## START MATERIAL
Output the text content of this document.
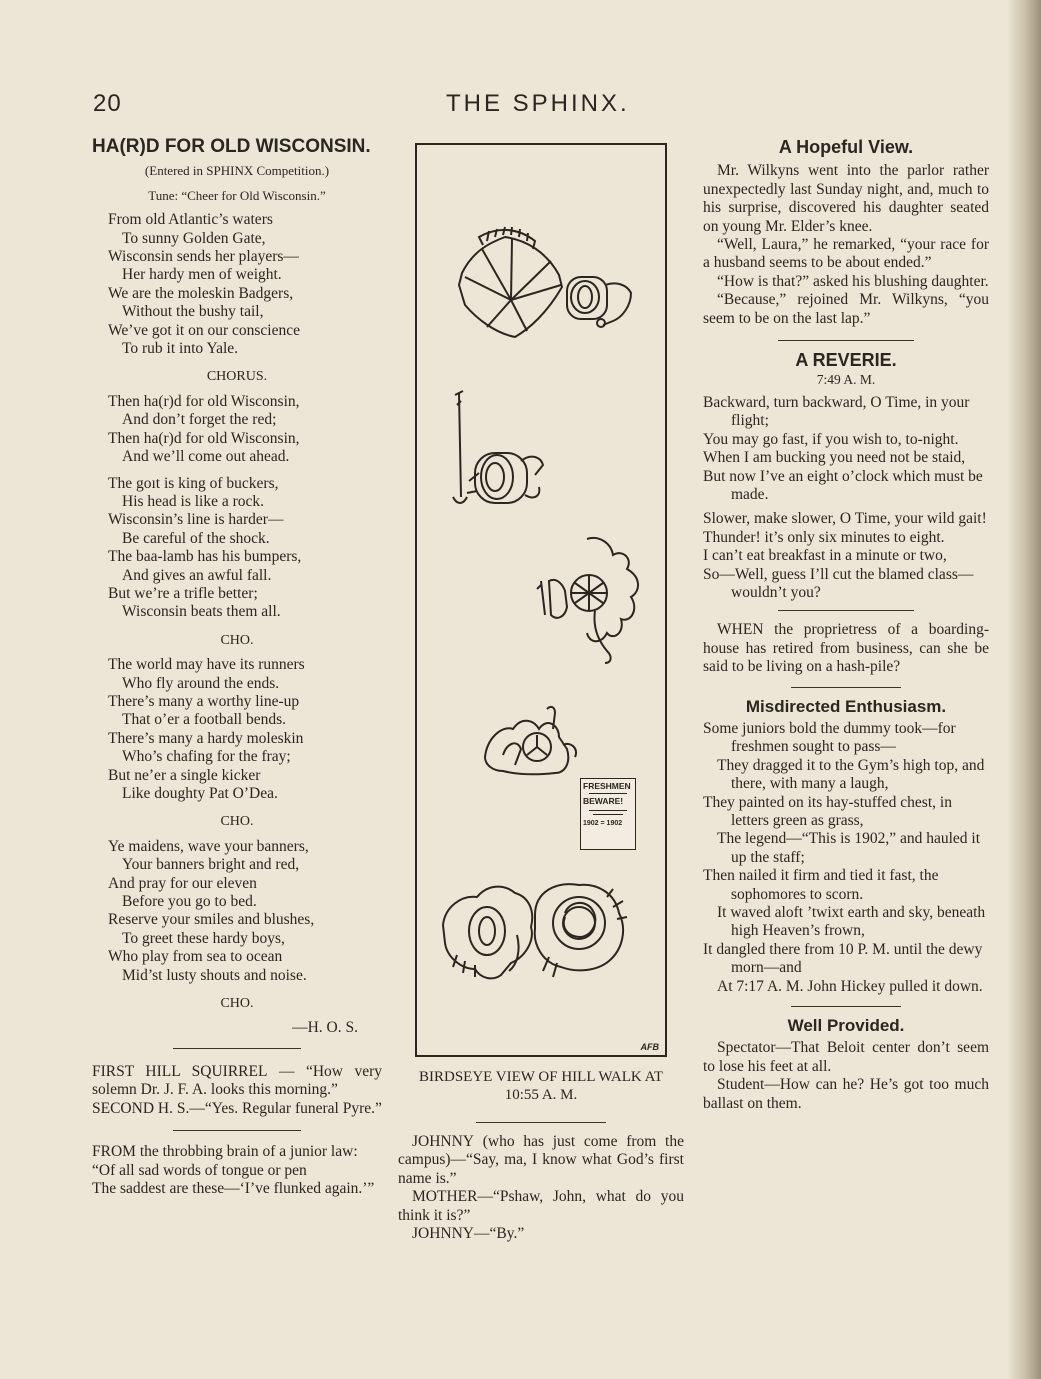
20	THE SPHINX.
HA(R)D FOR OLD WISCONSIN.
(Entered in SPHINX Competition.)
Tune: “Cheer for Old Wisconsin.”
From old Atlantic’s waters
To sunny Golden Gate,
Wisconsin sends her players—
Her hardy men of weight.
We are the moleskin Badgers,
Without the bushy tail,
We’ve got it on our conscience
To rub it into Yale.
CHORUS.
Then ha(r)d for old Wisconsin,
And don’t forget the red;
Then ha(r)d for old Wisconsin,
And we’ll come out ahead.
The goıt is king of buckers,
His head is like a rock.
Wisconsin’s line is harder—
Be careful of the shock.
The baa-lamb has his bumpers,
And gives an awful fall.
But we’re a trifle better;
Wisconsin beats them all.
CHO.
The world may have its runners
Who fly around the ends.
There’s many a worthy line-up
That o’er a football bends.
There’s many a hardy moleskin
Who’s chafing for the fray;
But ne’er a single kicker
Like doughty Pat O’Dea.
CHO.
Ye maidens, wave your banners,
Your banners bright and red,
And pray for our eleven
Before you go to bed.
Reserve your smiles and blushes,
To greet these hardy boys,
Who play from sea to ocean
Mid’st lusty shouts and noise.
CHO.
—H. O. S.

FIRST HILL SQUIRREL — “How very solemn Dr. J. F. A. looks this morning.”

SECOND H. S.—“Yes. Regular funeral Pyre.”

FROM the throbbing brain of a junior law:

“Of all sad words of tongue or pen

The saddest are these—‘I’ve flunked again.’”

FRESHMEN
BEWARE!
1902 = 1902
AFB
BIRDSEYE VIEW OF HILL WALK AT
10:55 A. M.

JOHNNY (who has just come from the campus)—“Say, ma, I know what God’s first name is.”

MOTHER—“Pshaw, John, what do you think it is?”

JOHNNY—“By.”

A Hopeful View.

Mr. Wilkyns went into the parlor rather unexpectedly last Sunday night, and, much to his surprise, discovered his daughter seated on young Mr. Elder’s knee.

“Well, Laura,” he remarked, “your race for a husband seems to be about ended.”

“How is that?” asked his blushing daughter.

“Because,” rejoined Mr. Wilkyns, “you seem to be on the last lap.”

A REVERIE.
7:49 A. M.

Backward, turn backward, O Time, in your flight;

You may go fast, if you wish to, to-night.

When I am bucking you need not be staid,

But now I’ve an eight o’clock which must be made.

Slower, make slower, O Time, your wild gait!

Thunder! it’s only six minutes to eight.

I can’t eat breakfast in a minute or two,

So—Well, guess I’ll cut the blamed class—wouldn’t you?

WHEN the proprietress of a boarding-house has retired from business, can she be said to be living on a hash-pile?

Misdirected Enthusiasm.

Some juniors bold the dummy took—for freshmen sought to pass—

They dragged it to the Gym’s high top, and there, with many a laugh,

They painted on its hay-stuffed chest, in letters green as grass,

The legend—“This is 1902,” and hauled it up the staff;

Then nailed it firm and tied it fast, the sophomores to scorn.

It waved aloft ’twixt earth and sky, beneath high Heaven’s frown,

It dangled there from 10 P. M. until the dewy morn—and

At 7:17 A. M. John Hickey pulled it down.

Well Provided.

Spectator—That Beloit center don’t seem to lose his feet at all.

Student—How can he? He’s got too much ballast on them.
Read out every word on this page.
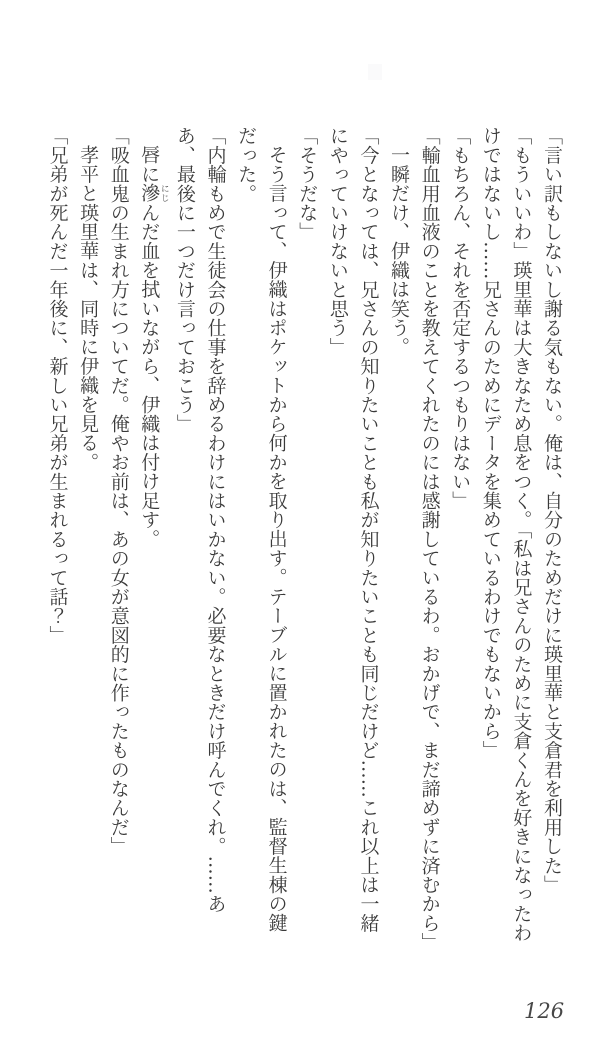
「言い訳もしないし謝る気もない。俺は、自分のためだけに瑛里華と支倉君を利用した」

「もういいわ」瑛里華は大きなため息をつく。「私は兄さんのために支倉くんを好きになったわけではないし……兄さんのためにデータを集めているわけでもないから」

「もちろん、それを否定するつもりはない」

「輸血用血液のことを教えてくれたのには感謝しているわ。おかげで、まだ諦めずに済むから」

一瞬だけ、伊織は笑う。

「今となっては、兄さんの知りたいことも私が知りたいことも同じだけど……これ以上は一緒にやっていけないと思う」

「そうだな」

そう言って、伊織はポケットから何かを取り出す。テーブルに置かれたのは、監督生棟の鍵だった。

「内輪もめで生徒会の仕事を辞めるわけにはいかない。必要なときだけ呼んでくれ。……ああ、最後に一つだけ言っておこう」

唇に滲 にじんだ血を拭いながら、伊織は付け足す。

「吸血鬼の生まれ方についてだ。俺やお前は、あの女が意図的に作ったものなんだ」

孝平と瑛里華は、同時に伊織を見る。

「兄弟が死んだ一年後に、新しい兄弟が生まれるって話？」

126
## END MATERIAL
SHORT TASK:
Gather each line from the entries above that includes the word "HILL".

REPLY:
FIRST HILL SQUIRREL — “How very solemn Dr. J. F. A. looks this morning.”
BIRDSEYE VIEW OF HILL WALK AT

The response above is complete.